Data for the task:
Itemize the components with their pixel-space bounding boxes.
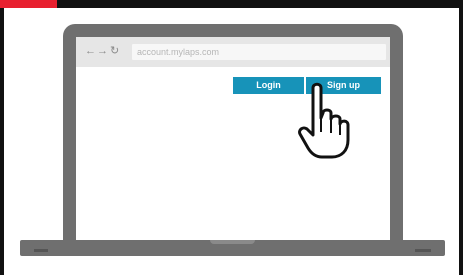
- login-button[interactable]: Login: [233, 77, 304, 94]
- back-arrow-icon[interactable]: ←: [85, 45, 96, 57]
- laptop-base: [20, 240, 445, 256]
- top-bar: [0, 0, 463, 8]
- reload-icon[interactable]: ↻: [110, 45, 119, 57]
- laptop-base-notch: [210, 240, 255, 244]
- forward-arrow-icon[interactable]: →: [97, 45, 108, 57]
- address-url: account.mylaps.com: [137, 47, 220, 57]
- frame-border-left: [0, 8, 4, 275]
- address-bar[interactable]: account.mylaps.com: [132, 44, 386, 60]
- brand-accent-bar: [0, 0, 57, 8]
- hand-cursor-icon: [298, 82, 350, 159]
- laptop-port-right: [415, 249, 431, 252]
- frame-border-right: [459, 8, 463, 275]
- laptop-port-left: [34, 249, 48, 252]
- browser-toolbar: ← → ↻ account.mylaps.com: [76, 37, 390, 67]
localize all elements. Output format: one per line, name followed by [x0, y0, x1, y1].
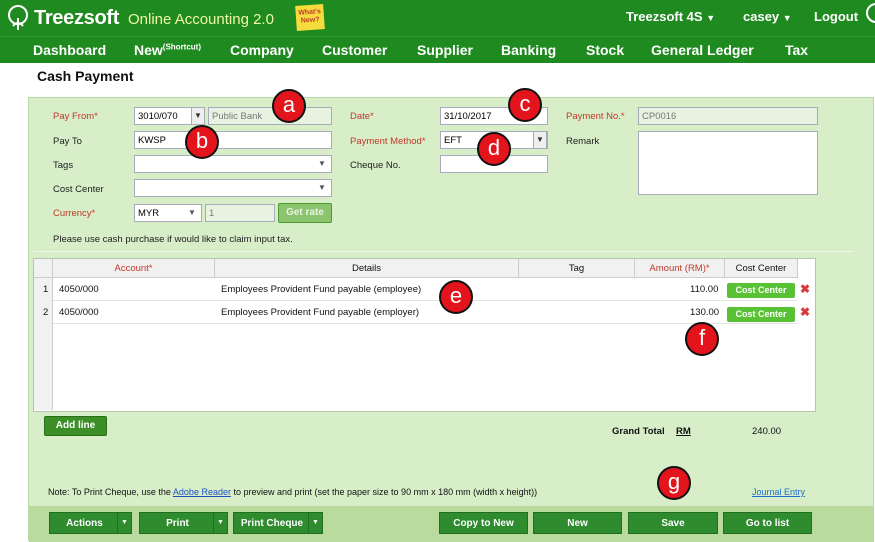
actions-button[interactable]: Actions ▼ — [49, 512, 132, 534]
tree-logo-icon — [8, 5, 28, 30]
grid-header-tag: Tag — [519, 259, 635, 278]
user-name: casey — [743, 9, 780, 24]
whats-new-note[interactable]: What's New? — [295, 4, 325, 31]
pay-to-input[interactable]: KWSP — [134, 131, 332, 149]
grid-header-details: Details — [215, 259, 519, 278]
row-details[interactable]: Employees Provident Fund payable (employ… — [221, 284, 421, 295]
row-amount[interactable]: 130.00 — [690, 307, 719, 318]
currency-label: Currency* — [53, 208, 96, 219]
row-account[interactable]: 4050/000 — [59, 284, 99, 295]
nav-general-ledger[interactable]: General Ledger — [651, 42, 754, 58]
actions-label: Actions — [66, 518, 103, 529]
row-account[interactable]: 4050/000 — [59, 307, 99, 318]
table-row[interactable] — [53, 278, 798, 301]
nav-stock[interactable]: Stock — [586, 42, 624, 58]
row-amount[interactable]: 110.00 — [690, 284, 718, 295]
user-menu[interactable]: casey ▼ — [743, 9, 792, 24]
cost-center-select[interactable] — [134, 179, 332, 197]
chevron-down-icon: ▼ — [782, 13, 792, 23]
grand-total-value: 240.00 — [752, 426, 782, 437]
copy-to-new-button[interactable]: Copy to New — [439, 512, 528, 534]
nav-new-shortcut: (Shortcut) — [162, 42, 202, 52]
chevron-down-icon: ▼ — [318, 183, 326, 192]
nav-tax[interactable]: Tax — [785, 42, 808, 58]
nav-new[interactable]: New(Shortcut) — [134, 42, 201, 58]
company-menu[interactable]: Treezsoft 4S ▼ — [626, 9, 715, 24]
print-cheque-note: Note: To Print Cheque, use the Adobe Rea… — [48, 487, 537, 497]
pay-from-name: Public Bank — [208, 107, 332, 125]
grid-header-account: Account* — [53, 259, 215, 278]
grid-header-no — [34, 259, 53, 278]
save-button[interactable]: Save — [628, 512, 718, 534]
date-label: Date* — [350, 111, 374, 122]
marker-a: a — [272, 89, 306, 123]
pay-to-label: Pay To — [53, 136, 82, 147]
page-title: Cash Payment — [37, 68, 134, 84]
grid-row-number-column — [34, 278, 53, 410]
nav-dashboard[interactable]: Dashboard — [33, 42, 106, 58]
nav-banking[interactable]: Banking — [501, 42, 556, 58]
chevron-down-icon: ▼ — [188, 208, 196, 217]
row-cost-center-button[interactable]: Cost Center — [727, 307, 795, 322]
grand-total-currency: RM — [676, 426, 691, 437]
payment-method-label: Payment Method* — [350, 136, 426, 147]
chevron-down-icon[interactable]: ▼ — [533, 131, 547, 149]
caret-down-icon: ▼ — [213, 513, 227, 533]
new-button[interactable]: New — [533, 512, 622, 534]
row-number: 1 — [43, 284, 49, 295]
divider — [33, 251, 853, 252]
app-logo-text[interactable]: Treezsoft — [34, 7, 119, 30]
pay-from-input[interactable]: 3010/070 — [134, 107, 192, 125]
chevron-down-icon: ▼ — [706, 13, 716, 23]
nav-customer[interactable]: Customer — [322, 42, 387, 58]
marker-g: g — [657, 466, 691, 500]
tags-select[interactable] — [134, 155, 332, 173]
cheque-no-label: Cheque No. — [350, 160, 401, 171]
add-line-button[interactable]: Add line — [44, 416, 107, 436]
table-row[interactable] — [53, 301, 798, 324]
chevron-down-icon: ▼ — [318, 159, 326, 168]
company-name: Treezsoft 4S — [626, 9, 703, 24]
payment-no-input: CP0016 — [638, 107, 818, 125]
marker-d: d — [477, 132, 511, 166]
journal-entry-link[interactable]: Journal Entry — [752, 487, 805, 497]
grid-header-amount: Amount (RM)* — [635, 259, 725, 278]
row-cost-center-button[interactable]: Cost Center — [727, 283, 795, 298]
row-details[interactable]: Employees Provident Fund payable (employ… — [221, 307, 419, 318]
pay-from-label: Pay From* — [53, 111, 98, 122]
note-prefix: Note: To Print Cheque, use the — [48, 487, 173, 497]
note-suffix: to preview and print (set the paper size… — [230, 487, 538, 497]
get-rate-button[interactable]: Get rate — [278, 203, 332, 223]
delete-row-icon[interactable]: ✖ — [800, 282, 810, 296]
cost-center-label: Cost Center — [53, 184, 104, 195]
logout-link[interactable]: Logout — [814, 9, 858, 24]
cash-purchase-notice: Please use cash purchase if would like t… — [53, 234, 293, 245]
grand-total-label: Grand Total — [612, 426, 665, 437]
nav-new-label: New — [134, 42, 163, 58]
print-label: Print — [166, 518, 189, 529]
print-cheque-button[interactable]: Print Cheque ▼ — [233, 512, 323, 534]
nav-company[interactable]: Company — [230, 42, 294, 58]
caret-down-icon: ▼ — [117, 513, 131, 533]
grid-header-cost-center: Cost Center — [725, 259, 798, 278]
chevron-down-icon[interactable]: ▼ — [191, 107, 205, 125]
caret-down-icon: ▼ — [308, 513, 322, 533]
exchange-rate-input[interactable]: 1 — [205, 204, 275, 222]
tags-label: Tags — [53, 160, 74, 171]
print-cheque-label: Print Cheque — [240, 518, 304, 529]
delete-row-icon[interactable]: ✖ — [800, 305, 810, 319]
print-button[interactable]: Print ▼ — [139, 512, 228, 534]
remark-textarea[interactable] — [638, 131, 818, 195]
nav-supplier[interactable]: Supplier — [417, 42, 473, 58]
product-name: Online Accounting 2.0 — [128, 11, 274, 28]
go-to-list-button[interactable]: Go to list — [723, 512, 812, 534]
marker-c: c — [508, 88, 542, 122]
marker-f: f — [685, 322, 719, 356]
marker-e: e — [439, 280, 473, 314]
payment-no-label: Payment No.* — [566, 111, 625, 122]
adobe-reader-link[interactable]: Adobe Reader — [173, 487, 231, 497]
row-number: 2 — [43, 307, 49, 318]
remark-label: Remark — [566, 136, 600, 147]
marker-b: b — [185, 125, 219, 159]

...

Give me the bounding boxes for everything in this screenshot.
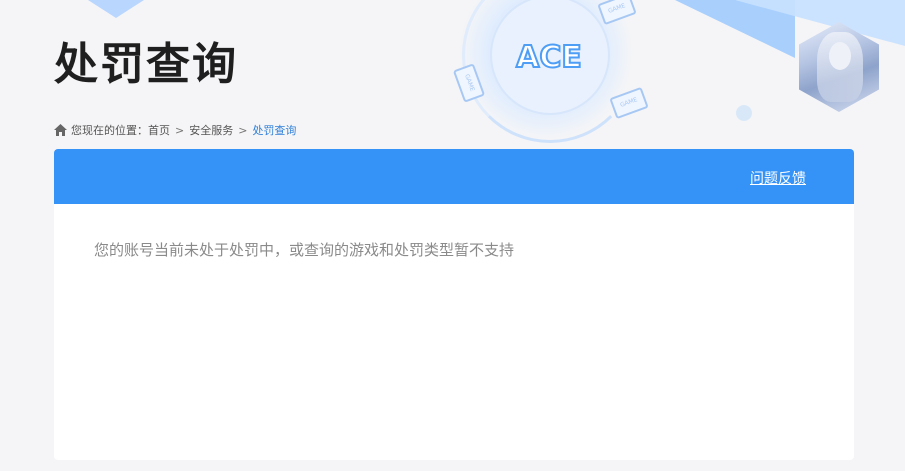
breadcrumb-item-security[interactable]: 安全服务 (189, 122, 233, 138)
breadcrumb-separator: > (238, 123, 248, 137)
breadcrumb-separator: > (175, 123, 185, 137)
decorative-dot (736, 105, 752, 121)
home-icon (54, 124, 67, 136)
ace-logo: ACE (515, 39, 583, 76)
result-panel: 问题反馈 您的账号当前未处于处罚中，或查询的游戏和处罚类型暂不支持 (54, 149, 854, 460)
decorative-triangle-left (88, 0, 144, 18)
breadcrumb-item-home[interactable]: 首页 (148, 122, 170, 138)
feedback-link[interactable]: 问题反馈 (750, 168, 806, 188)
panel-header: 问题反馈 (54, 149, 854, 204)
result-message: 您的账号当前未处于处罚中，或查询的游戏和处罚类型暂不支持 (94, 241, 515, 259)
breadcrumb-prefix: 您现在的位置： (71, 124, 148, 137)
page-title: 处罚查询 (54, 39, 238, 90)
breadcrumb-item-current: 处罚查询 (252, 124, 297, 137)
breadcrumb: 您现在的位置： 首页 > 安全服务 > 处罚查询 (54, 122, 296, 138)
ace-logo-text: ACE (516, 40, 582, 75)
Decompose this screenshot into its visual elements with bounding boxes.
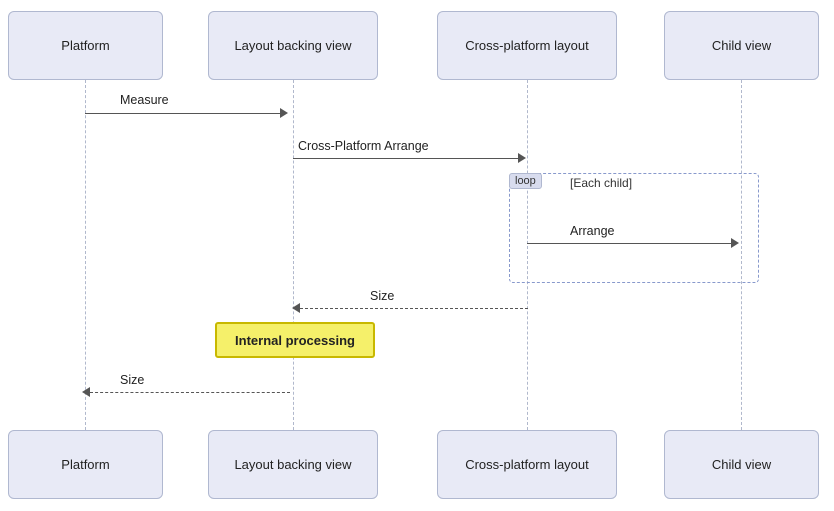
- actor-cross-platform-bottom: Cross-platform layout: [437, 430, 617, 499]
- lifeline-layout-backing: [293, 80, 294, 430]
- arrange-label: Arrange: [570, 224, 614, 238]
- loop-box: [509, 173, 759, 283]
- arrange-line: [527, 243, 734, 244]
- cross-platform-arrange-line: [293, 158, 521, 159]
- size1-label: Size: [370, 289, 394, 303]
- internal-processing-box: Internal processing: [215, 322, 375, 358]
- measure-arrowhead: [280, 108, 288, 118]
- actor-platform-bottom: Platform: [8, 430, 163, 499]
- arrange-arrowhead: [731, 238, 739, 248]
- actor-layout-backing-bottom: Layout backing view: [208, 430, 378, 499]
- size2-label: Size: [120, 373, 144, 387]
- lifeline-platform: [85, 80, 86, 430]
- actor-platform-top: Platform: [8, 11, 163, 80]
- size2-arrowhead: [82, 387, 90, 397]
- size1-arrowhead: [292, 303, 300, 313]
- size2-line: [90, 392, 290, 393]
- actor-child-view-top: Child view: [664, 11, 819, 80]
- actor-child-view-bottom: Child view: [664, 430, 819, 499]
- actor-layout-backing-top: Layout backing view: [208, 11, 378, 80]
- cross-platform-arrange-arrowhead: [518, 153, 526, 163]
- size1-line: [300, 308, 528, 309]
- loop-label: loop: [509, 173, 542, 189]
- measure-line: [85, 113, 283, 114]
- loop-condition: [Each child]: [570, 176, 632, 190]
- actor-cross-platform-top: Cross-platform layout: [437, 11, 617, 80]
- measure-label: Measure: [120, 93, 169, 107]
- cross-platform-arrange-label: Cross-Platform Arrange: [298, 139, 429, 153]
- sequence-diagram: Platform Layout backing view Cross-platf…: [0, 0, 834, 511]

Written instruction: Copy out the lines of the material word for word, starting with the line that contains "- actor-cross-platform-bottom: Cross-platform" and stopping after the line that contains "- arrange-arrowhead: [731, 238, 739, 248]", with both of those lines included.

Solution:
- actor-cross-platform-bottom: Cross-platform layout: [437, 430, 617, 499]
- lifeline-layout-backing: [293, 80, 294, 430]
- arrange-label: Arrange: [570, 224, 614, 238]
- loop-box: [509, 173, 759, 283]
- arrange-line: [527, 243, 734, 244]
- cross-platform-arrange-line: [293, 158, 521, 159]
- size1-label: Size: [370, 289, 394, 303]
- internal-processing-box: Internal processing: [215, 322, 375, 358]
- measure-arrowhead: [280, 108, 288, 118]
- actor-platform-bottom: Platform: [8, 430, 163, 499]
- arrange-arrowhead: [731, 238, 739, 248]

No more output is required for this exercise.